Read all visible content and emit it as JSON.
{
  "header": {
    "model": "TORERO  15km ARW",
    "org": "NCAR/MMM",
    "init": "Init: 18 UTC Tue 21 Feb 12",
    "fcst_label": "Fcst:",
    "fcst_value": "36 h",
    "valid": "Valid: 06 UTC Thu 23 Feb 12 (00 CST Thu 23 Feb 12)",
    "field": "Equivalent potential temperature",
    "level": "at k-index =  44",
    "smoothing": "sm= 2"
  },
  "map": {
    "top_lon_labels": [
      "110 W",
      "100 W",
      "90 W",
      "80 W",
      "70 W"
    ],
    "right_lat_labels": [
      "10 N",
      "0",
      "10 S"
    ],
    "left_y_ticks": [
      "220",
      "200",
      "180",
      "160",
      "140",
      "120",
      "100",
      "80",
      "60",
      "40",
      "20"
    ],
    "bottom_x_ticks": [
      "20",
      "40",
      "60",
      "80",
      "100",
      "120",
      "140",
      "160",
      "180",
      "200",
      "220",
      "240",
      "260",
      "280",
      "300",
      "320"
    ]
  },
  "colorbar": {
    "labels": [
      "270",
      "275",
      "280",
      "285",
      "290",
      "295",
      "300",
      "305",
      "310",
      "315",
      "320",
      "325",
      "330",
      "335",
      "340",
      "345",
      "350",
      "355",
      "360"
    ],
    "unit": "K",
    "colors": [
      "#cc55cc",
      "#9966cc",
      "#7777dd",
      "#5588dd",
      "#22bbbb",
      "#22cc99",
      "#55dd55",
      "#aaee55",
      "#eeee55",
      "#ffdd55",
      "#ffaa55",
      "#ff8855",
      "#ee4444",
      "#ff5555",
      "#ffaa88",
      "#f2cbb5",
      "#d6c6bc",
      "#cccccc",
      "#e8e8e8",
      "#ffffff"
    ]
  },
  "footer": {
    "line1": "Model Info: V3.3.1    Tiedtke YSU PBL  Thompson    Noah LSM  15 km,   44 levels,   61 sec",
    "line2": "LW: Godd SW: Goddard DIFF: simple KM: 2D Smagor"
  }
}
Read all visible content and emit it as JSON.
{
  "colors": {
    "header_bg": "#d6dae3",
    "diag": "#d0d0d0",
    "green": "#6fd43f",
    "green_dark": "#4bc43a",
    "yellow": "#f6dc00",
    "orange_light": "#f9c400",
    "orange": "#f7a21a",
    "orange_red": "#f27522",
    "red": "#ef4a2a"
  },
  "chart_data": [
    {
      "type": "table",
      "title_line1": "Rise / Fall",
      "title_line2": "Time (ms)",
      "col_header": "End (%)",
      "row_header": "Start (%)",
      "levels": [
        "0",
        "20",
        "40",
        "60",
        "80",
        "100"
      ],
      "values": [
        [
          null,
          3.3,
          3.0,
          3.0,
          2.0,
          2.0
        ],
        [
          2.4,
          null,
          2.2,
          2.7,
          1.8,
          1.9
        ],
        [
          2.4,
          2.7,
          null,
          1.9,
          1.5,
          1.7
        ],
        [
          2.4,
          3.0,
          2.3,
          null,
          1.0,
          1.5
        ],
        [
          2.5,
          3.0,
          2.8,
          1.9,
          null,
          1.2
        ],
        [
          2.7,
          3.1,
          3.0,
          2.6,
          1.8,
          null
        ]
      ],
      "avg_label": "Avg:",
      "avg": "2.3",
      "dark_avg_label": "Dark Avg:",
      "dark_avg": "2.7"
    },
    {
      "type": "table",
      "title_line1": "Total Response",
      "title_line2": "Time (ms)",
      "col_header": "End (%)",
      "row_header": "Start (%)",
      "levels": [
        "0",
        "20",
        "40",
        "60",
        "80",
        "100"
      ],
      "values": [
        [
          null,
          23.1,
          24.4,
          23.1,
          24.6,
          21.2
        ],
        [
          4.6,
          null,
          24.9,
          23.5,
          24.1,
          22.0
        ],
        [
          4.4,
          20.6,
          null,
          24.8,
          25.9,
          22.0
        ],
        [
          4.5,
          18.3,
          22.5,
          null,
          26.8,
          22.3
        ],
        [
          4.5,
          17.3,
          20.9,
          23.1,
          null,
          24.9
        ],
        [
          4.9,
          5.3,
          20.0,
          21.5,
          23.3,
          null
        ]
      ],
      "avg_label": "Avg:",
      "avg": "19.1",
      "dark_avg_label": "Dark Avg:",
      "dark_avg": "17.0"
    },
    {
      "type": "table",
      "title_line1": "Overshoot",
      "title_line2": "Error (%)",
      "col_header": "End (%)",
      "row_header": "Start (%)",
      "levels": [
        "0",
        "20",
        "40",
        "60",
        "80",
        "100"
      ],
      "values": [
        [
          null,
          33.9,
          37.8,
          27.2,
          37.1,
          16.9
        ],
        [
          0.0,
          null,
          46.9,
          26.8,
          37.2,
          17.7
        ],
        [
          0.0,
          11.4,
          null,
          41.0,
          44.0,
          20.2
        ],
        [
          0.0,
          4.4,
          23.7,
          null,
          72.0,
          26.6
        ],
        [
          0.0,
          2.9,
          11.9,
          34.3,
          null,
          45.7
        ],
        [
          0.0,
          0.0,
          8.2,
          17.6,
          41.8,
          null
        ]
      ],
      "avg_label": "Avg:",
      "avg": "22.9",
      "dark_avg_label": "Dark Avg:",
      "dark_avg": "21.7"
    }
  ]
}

# # # # # # #

Take the entries and copy them out exactly.

# PROBLEM SOLUTION:
Read all visible content and emit it as JSON.
{
  "header": {
    "model": "TORERO  15km ARW",
    "org": "NCAR/MMM",
    "init": "Init: 18 UTC Tue 21 Feb 12",
    "fcst_label": "Fcst:",
    "fcst_value": "36 h",
    "valid": "Valid: 06 UTC Thu 23 Feb 12 (00 CST Thu 23 Feb 12)",
    "field": "Equivalent potential temperature",
    "level": "at k-index =  44",
    "smoothing": "sm= 2"
  },
  "map": {
    "top_lon_labels": [
      "110 W",
      "100 W",
      "90 W",
      "80 W",
      "70 W"
    ],
    "right_lat_labels": [
      "10 N",
      "0",
      "10 S"
    ],
    "left_y_ticks": [
      "220",
      "200",
      "180",
      "160",
      "140",
      "120",
      "100",
      "80",
      "60",
      "40",
      "20"
    ],
    "bottom_x_ticks": [
      "20",
      "40",
      "60",
      "80",
      "100",
      "120",
      "140",
      "160",
      "180",
      "200",
      "220",
      "240",
      "260",
      "280",
      "300",
      "320"
    ]
  },
  "colorbar": {
    "labels": [
      "270",
      "275",
      "280",
      "285",
      "290",
      "295",
      "300",
      "305",
      "310",
      "315",
      "320",
      "325",
      "330",
      "335",
      "340",
      "345",
      "350",
      "355",
      "360"
    ],
    "unit": "K",
    "colors": [
      "#cc55cc",
      "#9966cc",
      "#7777dd",
      "#5588dd",
      "#22bbbb",
      "#22cc99",
      "#55dd55",
      "#aaee55",
      "#eeee55",
      "#ffdd55",
      "#ffaa55",
      "#ff8855",
      "#ee4444",
      "#ff5555",
      "#ffaa88",
      "#f2cbb5",
      "#d6c6bc",
      "#cccccc",
      "#e8e8e8",
      "#ffffff"
    ]
  },
  "footer": {
    "line1": "Model Info: V3.3.1    Tiedtke YSU PBL  Thompson    Noah LSM  15 km,   44 levels,   61 sec",
    "line2": "LW: Godd SW: Goddard DIFF: simple KM: 2D Smagor"
  }
}
Read all visible content and emit it as JSON.
{
  "colors": {
    "header_bg": "#d6dae3",
    "diag": "#d0d0d0",
    "green": "#6fd43f",
    "green_dark": "#4bc43a",
    "yellow": "#f6dc00",
    "orange_light": "#f9c400",
    "orange": "#f7a21a",
    "orange_red": "#f27522",
    "red": "#ef4a2a"
  },
  "chart_data": [
    {
      "type": "table",
      "title_line1": "Rise / Fall",
      "title_line2": "Time (ms)",
      "col_header": "End (%)",
      "row_header": "Start (%)",
      "levels": [
        "0",
        "20",
        "40",
        "60",
        "80",
        "100"
      ],
      "values": [
        [
          null,
          3.3,
          3.0,
          3.0,
          2.0,
          2.0
        ],
        [
          2.4,
          null,
          2.2,
          2.7,
          1.8,
          1.9
        ],
        [
          2.4,
          2.7,
          null,
          1.9,
          1.5,
          1.7
        ],
        [
          2.4,
          3.0,
          2.3,
          null,
          1.0,
          1.5
        ],
        [
          2.5,
          3.0,
          2.8,
          1.9,
          null,
          1.2
        ],
        [
          2.7,
          3.1,
          3.0,
          2.6,
          1.8,
          null
        ]
      ],
      "avg_label": "Avg:",
      "avg": "2.3",
      "dark_avg_label": "Dark Avg:",
      "dark_avg": "2.7"
    },
    {
      "type": "table",
      "title_line1": "Total Response",
      "title_line2": "Time (ms)",
      "col_header": "End (%)",
      "row_header": "Start (%)",
      "levels": [
        "0",
        "20",
        "40",
        "60",
        "80",
        "100"
      ],
      "values": [
        [
          null,
          23.1,
          24.4,
          23.1,
          24.6,
          21.2
        ],
        [
          4.6,
          null,
          24.9,
          23.5,
          24.1,
          22.0
        ],
        [
          4.4,
          20.6,
          null,
          24.8,
          25.9,
          22.0
        ],
        [
          4.5,
          18.3,
          22.5,
          null,
          26.8,
          22.3
        ],
        [
          4.5,
          17.3,
          20.9,
          23.1,
          null,
          24.9
        ],
        [
          4.9,
          5.3,
          20.0,
          21.5,
          23.3,
          null
        ]
      ],
      "avg_label": "Avg:",
      "avg": "19.1",
      "dark_avg_label": "Dark Avg:",
      "dark_avg": "17.0"
    },
    {
      "type": "table",
      "title_line1": "Overshoot",
      "title_line2": "Error (%)",
      "col_header": "End (%)",
      "row_header": "Start (%)",
      "levels": [
        "0",
        "20",
        "40",
        "60",
        "80",
        "100"
      ],
      "values": [
        [
          null,
          33.9,
          37.8,
          27.2,
          37.1,
          16.9
        ],
        [
          0.0,
          null,
          46.9,
          26.8,
          37.2,
          17.7
        ],
        [
          0.0,
          11.4,
          null,
          41.0,
          44.0,
          20.2
        ],
        [
          0.0,
          4.4,
          23.7,
          null,
          72.0,
          26.6
        ],
        [
          0.0,
          2.9,
          11.9,
          34.3,
          null,
          45.7
        ],
        [
          0.0,
          0.0,
          8.2,
          17.6,
          41.8,
          null
        ]
      ],
      "avg_label": "Avg:",
      "avg": "22.9",
      "dark_avg_label": "Dark Avg:",
      "dark_avg": "21.7"
    }
  ]
}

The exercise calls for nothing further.